-- Begin READING PASSAGE --

Almost three years later, Judge Barnes’s courtroom remains a crime scene, its main door locked and shielded from view by a large folding screen. Robbins took me to the hall to describe what happened next. “I ran straight ahead, right here, to one of the sky bridges to the new building,” he said. “Nichols didn’t follow me, but turned left and went down the stairs. As I was running in one direction, I saw a deputy running after Nichols to the stairs. That was Hoyt Teasley, and Nichols killed him when they got to the sidewalk. When I got to the new tower, I pushed through a locked security door like it wasn’t even there. After about an hour, I realized that I had broken my hand on it.”
The response by law-enforcement officials to Nichols’s crimes was marred by terrible errors. After the shanks were discovered, Judge Barnes said he wanted the sheriff’s department, which handles security in the courthouse, to provide Nichols with additional guards, yet he was escorted to court by a single female deputy sheriff. Part of his attack on the deputy was captured by surveillance cameras, but no one was monitoring them. The Atlanta police, who did not begin searching for Nichols until forty minutes after the first shootings, failed to seal off access to two parking garages where Nichols had been seen; he escaped from both. During a subsequent investigation, five sheriff’s deputies were found to have lied about their actions with regard to Nichols. Eight deputies were fired for misconduct, all but two of whom were later rehired.
The courts have done little better in handling Nichols’s case. In the nineteen-seventies, the Supreme Court struck down mandatory death-penalty laws passed by many states. Instead, after jurors in a capital case find a defendant guilty, there is now a separate mini-trial, known as the penalty phase, in which they decide whether to impose a death sentence. “Ever since the Court started allowing the death penalty again, it has been trying to make it a rational process—make sure that jurors have legitimate reasons for imposing death,” Carol Steiker, a professor at Harvard Law School, said. “So the Court says the state must list any of the so-called ‘aggravating factors’ that justify a death sentence, like murder of more than one person, or murder of a law-enforcement officer.” At the same time, the Court ruled that defendants may present evidence—known as mitigating factors—suggesting why they do not deserve the death penalty. “The jury has to be free to consider anything about the defendant that might call for a sentence of less than death,” Steiker said.

-- End READING PASSAGE --
-- Begin RECORD SET --

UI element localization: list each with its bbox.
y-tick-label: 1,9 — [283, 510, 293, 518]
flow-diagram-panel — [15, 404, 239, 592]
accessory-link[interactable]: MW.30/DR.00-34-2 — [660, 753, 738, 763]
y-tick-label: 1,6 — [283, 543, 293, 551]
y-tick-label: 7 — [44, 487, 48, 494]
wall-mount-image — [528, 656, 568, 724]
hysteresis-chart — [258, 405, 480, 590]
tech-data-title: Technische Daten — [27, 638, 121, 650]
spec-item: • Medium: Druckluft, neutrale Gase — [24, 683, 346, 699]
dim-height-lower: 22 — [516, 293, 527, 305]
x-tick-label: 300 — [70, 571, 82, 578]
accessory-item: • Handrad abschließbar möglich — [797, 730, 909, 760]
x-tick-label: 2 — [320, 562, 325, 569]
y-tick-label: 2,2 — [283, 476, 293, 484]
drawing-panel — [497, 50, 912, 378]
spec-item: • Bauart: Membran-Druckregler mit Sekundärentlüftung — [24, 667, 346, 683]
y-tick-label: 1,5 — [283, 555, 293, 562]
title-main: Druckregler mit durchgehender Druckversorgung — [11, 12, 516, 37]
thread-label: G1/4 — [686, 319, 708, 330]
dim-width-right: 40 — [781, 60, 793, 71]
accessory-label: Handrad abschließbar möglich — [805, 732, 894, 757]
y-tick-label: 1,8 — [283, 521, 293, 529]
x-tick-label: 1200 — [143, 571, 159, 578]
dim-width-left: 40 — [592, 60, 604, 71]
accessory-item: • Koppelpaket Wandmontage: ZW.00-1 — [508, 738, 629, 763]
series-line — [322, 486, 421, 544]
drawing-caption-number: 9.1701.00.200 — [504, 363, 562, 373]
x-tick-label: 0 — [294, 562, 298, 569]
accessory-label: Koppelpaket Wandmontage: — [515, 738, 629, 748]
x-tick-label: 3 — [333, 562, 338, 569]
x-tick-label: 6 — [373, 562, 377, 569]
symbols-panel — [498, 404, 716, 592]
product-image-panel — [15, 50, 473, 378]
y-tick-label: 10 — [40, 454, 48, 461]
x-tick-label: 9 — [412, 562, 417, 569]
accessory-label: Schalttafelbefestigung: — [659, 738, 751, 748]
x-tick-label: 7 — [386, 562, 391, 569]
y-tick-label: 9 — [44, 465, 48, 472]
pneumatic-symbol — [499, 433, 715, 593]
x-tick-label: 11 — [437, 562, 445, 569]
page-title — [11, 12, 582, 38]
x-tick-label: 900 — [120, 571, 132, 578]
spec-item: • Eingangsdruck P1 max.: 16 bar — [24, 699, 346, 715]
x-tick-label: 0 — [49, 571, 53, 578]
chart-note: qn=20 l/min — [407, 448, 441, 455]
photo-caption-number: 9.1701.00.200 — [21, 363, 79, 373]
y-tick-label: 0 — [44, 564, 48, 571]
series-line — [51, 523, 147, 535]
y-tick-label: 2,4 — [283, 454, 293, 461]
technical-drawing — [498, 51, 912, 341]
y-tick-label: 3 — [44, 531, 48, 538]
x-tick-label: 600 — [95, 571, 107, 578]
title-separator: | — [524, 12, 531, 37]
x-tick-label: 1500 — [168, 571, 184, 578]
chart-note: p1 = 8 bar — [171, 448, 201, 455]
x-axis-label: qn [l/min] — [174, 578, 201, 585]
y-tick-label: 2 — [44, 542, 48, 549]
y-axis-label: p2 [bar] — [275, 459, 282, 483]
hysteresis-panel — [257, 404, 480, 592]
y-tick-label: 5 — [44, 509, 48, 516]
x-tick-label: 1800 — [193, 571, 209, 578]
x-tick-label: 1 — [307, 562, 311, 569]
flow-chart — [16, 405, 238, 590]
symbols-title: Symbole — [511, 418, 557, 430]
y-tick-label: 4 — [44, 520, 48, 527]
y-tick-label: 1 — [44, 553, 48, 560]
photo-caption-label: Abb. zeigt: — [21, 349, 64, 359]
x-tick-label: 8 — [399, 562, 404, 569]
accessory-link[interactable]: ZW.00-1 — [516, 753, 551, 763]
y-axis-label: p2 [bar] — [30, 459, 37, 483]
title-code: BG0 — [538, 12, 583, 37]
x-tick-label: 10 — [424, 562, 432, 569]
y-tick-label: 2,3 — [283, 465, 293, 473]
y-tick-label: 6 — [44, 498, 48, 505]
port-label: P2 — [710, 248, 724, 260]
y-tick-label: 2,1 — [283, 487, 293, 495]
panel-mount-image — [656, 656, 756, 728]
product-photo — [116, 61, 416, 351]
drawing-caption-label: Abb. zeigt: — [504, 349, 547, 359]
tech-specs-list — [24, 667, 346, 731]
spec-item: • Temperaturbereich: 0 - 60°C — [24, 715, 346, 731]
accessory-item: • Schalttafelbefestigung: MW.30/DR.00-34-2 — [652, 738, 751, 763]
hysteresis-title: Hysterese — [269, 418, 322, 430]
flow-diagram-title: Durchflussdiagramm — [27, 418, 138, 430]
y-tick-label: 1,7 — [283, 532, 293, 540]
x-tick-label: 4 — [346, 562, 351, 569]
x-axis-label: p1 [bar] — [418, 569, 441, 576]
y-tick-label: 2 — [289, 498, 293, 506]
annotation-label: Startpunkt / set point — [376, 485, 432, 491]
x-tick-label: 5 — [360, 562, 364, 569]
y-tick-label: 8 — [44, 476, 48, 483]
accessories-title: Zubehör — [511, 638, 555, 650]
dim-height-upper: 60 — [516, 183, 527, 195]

-- End RECORD SET --

[REQUIRED TASKS]:
**1.** List every person named in the passage about the Nichols case.
**2.** Write out the rows exactly as they appear, from the first row through the row that contains "y-tick-label: 2,2 — [283, 476, 293, 484]".
The passage and the rows are separate material with no connection to each other.

[RESULTS IN ORDER]:
**1.**
Judge Barnes
Robbins
Nichols
Hoyt Teasley
Carol Steiker

**2.**
UI element localization: list each with its bbox.
y-tick-label: 1,9 — [283, 510, 293, 518]
flow-diagram-panel — [15, 404, 239, 592]
accessory-link[interactable]: MW.30/DR.00-34-2 — [660, 753, 738, 763]
y-tick-label: 1,6 — [283, 543, 293, 551]
y-tick-label: 7 — [44, 487, 48, 494]
wall-mount-image — [528, 656, 568, 724]
hysteresis-chart — [258, 405, 480, 590]
tech-data-title: Technische Daten — [27, 638, 121, 650]
spec-item: • Medium: Druckluft, neutrale Gase — [24, 683, 346, 699]
dim-height-lower: 22 — [516, 293, 527, 305]
x-tick-label: 300 — [70, 571, 82, 578]
accessory-item: • Handrad abschließbar möglich — [797, 730, 909, 760]
x-tick-label: 2 — [320, 562, 325, 569]
y-tick-label: 2,2 — [283, 476, 293, 484]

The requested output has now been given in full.